• _WRITTEN TASK_
Produce a word-for-word copy of the listing below without its pictures.

* start ENTRIES SUPPLIED *

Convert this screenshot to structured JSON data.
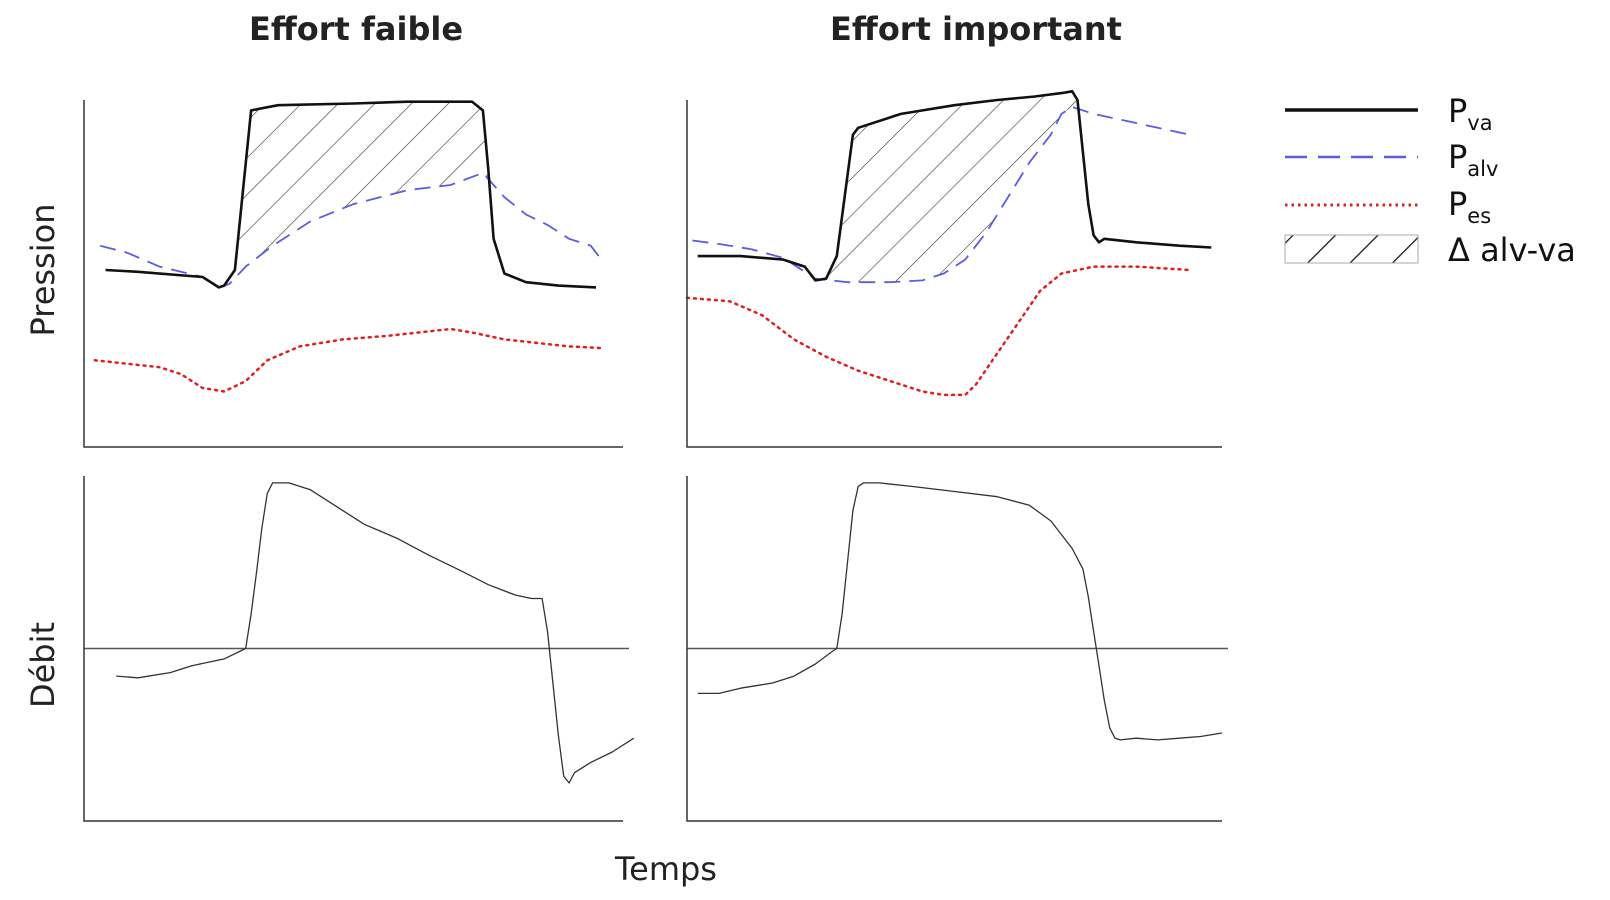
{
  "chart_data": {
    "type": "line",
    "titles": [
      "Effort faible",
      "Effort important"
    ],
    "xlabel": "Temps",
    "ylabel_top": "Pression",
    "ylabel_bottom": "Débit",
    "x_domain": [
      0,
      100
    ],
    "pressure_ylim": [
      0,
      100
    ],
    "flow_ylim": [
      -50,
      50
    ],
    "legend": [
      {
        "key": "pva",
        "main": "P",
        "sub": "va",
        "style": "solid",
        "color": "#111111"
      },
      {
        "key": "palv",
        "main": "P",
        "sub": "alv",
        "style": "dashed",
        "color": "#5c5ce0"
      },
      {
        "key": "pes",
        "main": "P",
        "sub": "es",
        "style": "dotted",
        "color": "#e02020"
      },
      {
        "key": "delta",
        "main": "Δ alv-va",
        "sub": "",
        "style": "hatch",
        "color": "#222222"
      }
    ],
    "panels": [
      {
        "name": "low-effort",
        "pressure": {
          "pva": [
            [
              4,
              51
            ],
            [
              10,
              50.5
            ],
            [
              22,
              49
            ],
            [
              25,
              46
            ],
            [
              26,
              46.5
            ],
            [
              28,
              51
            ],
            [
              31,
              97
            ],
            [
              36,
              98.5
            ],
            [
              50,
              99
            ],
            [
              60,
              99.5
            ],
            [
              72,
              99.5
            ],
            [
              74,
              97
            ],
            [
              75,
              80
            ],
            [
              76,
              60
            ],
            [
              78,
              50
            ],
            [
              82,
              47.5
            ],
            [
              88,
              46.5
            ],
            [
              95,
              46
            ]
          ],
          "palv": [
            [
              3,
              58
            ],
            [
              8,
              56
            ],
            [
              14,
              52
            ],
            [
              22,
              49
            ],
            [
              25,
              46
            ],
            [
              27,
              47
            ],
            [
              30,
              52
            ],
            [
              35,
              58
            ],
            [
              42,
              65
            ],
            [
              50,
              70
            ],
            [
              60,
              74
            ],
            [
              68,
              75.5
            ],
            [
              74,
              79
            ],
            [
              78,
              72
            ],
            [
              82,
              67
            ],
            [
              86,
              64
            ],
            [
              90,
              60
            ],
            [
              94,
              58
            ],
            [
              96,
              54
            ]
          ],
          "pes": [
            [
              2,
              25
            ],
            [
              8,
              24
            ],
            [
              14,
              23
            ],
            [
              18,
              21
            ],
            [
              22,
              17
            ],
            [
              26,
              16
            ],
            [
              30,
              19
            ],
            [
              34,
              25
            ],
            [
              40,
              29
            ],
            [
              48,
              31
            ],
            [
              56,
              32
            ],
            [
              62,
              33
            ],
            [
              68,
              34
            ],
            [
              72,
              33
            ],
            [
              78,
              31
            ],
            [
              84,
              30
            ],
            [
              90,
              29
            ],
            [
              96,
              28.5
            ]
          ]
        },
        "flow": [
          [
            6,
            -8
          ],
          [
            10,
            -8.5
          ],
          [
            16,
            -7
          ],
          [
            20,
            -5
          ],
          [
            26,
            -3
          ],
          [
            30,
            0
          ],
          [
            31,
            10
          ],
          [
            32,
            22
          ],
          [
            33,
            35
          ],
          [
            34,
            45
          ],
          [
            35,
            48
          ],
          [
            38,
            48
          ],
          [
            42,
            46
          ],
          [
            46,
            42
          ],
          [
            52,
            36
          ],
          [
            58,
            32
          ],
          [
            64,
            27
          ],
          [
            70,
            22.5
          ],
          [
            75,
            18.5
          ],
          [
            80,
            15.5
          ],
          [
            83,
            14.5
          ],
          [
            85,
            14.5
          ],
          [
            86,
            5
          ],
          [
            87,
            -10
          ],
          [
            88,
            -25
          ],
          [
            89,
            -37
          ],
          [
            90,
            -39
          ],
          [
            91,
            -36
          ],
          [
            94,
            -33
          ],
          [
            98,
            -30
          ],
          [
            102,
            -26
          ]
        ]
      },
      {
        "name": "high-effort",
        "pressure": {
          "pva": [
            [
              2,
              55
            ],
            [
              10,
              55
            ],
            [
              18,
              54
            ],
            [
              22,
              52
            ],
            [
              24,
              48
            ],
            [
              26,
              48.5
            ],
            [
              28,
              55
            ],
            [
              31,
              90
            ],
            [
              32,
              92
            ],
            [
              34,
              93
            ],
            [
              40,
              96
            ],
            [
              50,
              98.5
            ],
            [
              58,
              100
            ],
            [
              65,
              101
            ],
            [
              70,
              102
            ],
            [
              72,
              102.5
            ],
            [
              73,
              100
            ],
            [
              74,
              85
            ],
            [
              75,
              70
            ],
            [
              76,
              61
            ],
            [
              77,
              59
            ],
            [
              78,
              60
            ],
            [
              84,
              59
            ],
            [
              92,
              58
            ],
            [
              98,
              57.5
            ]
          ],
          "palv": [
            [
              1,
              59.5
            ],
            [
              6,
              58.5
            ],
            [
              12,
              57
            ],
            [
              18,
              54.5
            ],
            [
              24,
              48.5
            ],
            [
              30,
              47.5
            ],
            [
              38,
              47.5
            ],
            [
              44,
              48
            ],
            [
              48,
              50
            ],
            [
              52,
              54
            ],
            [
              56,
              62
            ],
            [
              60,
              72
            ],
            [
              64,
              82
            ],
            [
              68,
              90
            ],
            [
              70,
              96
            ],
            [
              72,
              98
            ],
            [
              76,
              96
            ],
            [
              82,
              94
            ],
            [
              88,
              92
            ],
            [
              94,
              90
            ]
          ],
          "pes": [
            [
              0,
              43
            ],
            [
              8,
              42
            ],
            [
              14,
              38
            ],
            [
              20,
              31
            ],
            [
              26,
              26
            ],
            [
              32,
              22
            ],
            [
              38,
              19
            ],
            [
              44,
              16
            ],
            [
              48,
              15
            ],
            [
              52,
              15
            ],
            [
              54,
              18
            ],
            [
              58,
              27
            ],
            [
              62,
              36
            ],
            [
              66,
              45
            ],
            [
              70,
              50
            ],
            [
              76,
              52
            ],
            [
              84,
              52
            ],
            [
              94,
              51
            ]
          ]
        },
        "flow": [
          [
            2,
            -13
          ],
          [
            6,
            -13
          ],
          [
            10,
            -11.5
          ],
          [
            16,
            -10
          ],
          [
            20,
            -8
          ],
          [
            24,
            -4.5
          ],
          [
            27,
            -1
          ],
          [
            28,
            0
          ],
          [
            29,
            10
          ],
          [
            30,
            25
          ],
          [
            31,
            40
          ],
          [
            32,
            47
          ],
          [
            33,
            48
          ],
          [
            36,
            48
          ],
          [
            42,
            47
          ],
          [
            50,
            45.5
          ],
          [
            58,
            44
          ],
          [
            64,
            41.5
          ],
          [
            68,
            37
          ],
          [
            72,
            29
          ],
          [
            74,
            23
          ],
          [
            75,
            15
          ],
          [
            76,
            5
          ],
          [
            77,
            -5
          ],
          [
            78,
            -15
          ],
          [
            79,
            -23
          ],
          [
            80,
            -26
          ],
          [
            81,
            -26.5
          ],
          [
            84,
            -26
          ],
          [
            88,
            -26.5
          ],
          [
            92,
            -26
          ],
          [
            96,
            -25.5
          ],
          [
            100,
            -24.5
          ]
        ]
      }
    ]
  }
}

* end ENTRIES SUPPLIED *

• _ANSWER_
Convert this screenshot to structured JSON data.
{
  "chart_data": {
    "type": "line",
    "titles": [
      "Effort faible",
      "Effort important"
    ],
    "xlabel": "Temps",
    "ylabel_top": "Pression",
    "ylabel_bottom": "Débit",
    "x_domain": [
      0,
      100
    ],
    "pressure_ylim": [
      0,
      100
    ],
    "flow_ylim": [
      -50,
      50
    ],
    "legend": [
      {
        "key": "pva",
        "main": "P",
        "sub": "va",
        "style": "solid",
        "color": "#111111"
      },
      {
        "key": "palv",
        "main": "P",
        "sub": "alv",
        "style": "dashed",
        "color": "#5c5ce0"
      },
      {
        "key": "pes",
        "main": "P",
        "sub": "es",
        "style": "dotted",
        "color": "#e02020"
      },
      {
        "key": "delta",
        "main": "Δ alv-va",
        "sub": "",
        "style": "hatch",
        "color": "#222222"
      }
    ],
    "panels": [
      {
        "name": "low-effort",
        "pressure": {
          "pva": [
            [
              4,
              51
            ],
            [
              10,
              50.5
            ],
            [
              22,
              49
            ],
            [
              25,
              46
            ],
            [
              26,
              46.5
            ],
            [
              28,
              51
            ],
            [
              31,
              97
            ],
            [
              36,
              98.5
            ],
            [
              50,
              99
            ],
            [
              60,
              99.5
            ],
            [
              72,
              99.5
            ],
            [
              74,
              97
            ],
            [
              75,
              80
            ],
            [
              76,
              60
            ],
            [
              78,
              50
            ],
            [
              82,
              47.5
            ],
            [
              88,
              46.5
            ],
            [
              95,
              46
            ]
          ],
          "palv": [
            [
              3,
              58
            ],
            [
              8,
              56
            ],
            [
              14,
              52
            ],
            [
              22,
              49
            ],
            [
              25,
              46
            ],
            [
              27,
              47
            ],
            [
              30,
              52
            ],
            [
              35,
              58
            ],
            [
              42,
              65
            ],
            [
              50,
              70
            ],
            [
              60,
              74
            ],
            [
              68,
              75.5
            ],
            [
              74,
              79
            ],
            [
              78,
              72
            ],
            [
              82,
              67
            ],
            [
              86,
              64
            ],
            [
              90,
              60
            ],
            [
              94,
              58
            ],
            [
              96,
              54
            ]
          ],
          "pes": [
            [
              2,
              25
            ],
            [
              8,
              24
            ],
            [
              14,
              23
            ],
            [
              18,
              21
            ],
            [
              22,
              17
            ],
            [
              26,
              16
            ],
            [
              30,
              19
            ],
            [
              34,
              25
            ],
            [
              40,
              29
            ],
            [
              48,
              31
            ],
            [
              56,
              32
            ],
            [
              62,
              33
            ],
            [
              68,
              34
            ],
            [
              72,
              33
            ],
            [
              78,
              31
            ],
            [
              84,
              30
            ],
            [
              90,
              29
            ],
            [
              96,
              28.5
            ]
          ]
        },
        "flow": [
          [
            6,
            -8
          ],
          [
            10,
            -8.5
          ],
          [
            16,
            -7
          ],
          [
            20,
            -5
          ],
          [
            26,
            -3
          ],
          [
            30,
            0
          ],
          [
            31,
            10
          ],
          [
            32,
            22
          ],
          [
            33,
            35
          ],
          [
            34,
            45
          ],
          [
            35,
            48
          ],
          [
            38,
            48
          ],
          [
            42,
            46
          ],
          [
            46,
            42
          ],
          [
            52,
            36
          ],
          [
            58,
            32
          ],
          [
            64,
            27
          ],
          [
            70,
            22.5
          ],
          [
            75,
            18.5
          ],
          [
            80,
            15.5
          ],
          [
            83,
            14.5
          ],
          [
            85,
            14.5
          ],
          [
            86,
            5
          ],
          [
            87,
            -10
          ],
          [
            88,
            -25
          ],
          [
            89,
            -37
          ],
          [
            90,
            -39
          ],
          [
            91,
            -36
          ],
          [
            94,
            -33
          ],
          [
            98,
            -30
          ],
          [
            102,
            -26
          ]
        ]
      },
      {
        "name": "high-effort",
        "pressure": {
          "pva": [
            [
              2,
              55
            ],
            [
              10,
              55
            ],
            [
              18,
              54
            ],
            [
              22,
              52
            ],
            [
              24,
              48
            ],
            [
              26,
              48.5
            ],
            [
              28,
              55
            ],
            [
              31,
              90
            ],
            [
              32,
              92
            ],
            [
              34,
              93
            ],
            [
              40,
              96
            ],
            [
              50,
              98.5
            ],
            [
              58,
              100
            ],
            [
              65,
              101
            ],
            [
              70,
              102
            ],
            [
              72,
              102.5
            ],
            [
              73,
              100
            ],
            [
              74,
              85
            ],
            [
              75,
              70
            ],
            [
              76,
              61
            ],
            [
              77,
              59
            ],
            [
              78,
              60
            ],
            [
              84,
              59
            ],
            [
              92,
              58
            ],
            [
              98,
              57.5
            ]
          ],
          "palv": [
            [
              1,
              59.5
            ],
            [
              6,
              58.5
            ],
            [
              12,
              57
            ],
            [
              18,
              54.5
            ],
            [
              24,
              48.5
            ],
            [
              30,
              47.5
            ],
            [
              38,
              47.5
            ],
            [
              44,
              48
            ],
            [
              48,
              50
            ],
            [
              52,
              54
            ],
            [
              56,
              62
            ],
            [
              60,
              72
            ],
            [
              64,
              82
            ],
            [
              68,
              90
            ],
            [
              70,
              96
            ],
            [
              72,
              98
            ],
            [
              76,
              96
            ],
            [
              82,
              94
            ],
            [
              88,
              92
            ],
            [
              94,
              90
            ]
          ],
          "pes": [
            [
              0,
              43
            ],
            [
              8,
              42
            ],
            [
              14,
              38
            ],
            [
              20,
              31
            ],
            [
              26,
              26
            ],
            [
              32,
              22
            ],
            [
              38,
              19
            ],
            [
              44,
              16
            ],
            [
              48,
              15
            ],
            [
              52,
              15
            ],
            [
              54,
              18
            ],
            [
              58,
              27
            ],
            [
              62,
              36
            ],
            [
              66,
              45
            ],
            [
              70,
              50
            ],
            [
              76,
              52
            ],
            [
              84,
              52
            ],
            [
              94,
              51
            ]
          ]
        },
        "flow": [
          [
            2,
            -13
          ],
          [
            6,
            -13
          ],
          [
            10,
            -11.5
          ],
          [
            16,
            -10
          ],
          [
            20,
            -8
          ],
          [
            24,
            -4.5
          ],
          [
            27,
            -1
          ],
          [
            28,
            0
          ],
          [
            29,
            10
          ],
          [
            30,
            25
          ],
          [
            31,
            40
          ],
          [
            32,
            47
          ],
          [
            33,
            48
          ],
          [
            36,
            48
          ],
          [
            42,
            47
          ],
          [
            50,
            45.5
          ],
          [
            58,
            44
          ],
          [
            64,
            41.5
          ],
          [
            68,
            37
          ],
          [
            72,
            29
          ],
          [
            74,
            23
          ],
          [
            75,
            15
          ],
          [
            76,
            5
          ],
          [
            77,
            -5
          ],
          [
            78,
            -15
          ],
          [
            79,
            -23
          ],
          [
            80,
            -26
          ],
          [
            81,
            -26.5
          ],
          [
            84,
            -26
          ],
          [
            88,
            -26.5
          ],
          [
            92,
            -26
          ],
          [
            96,
            -25.5
          ],
          [
            100,
            -24.5
          ]
        ]
      }
    ]
  }
}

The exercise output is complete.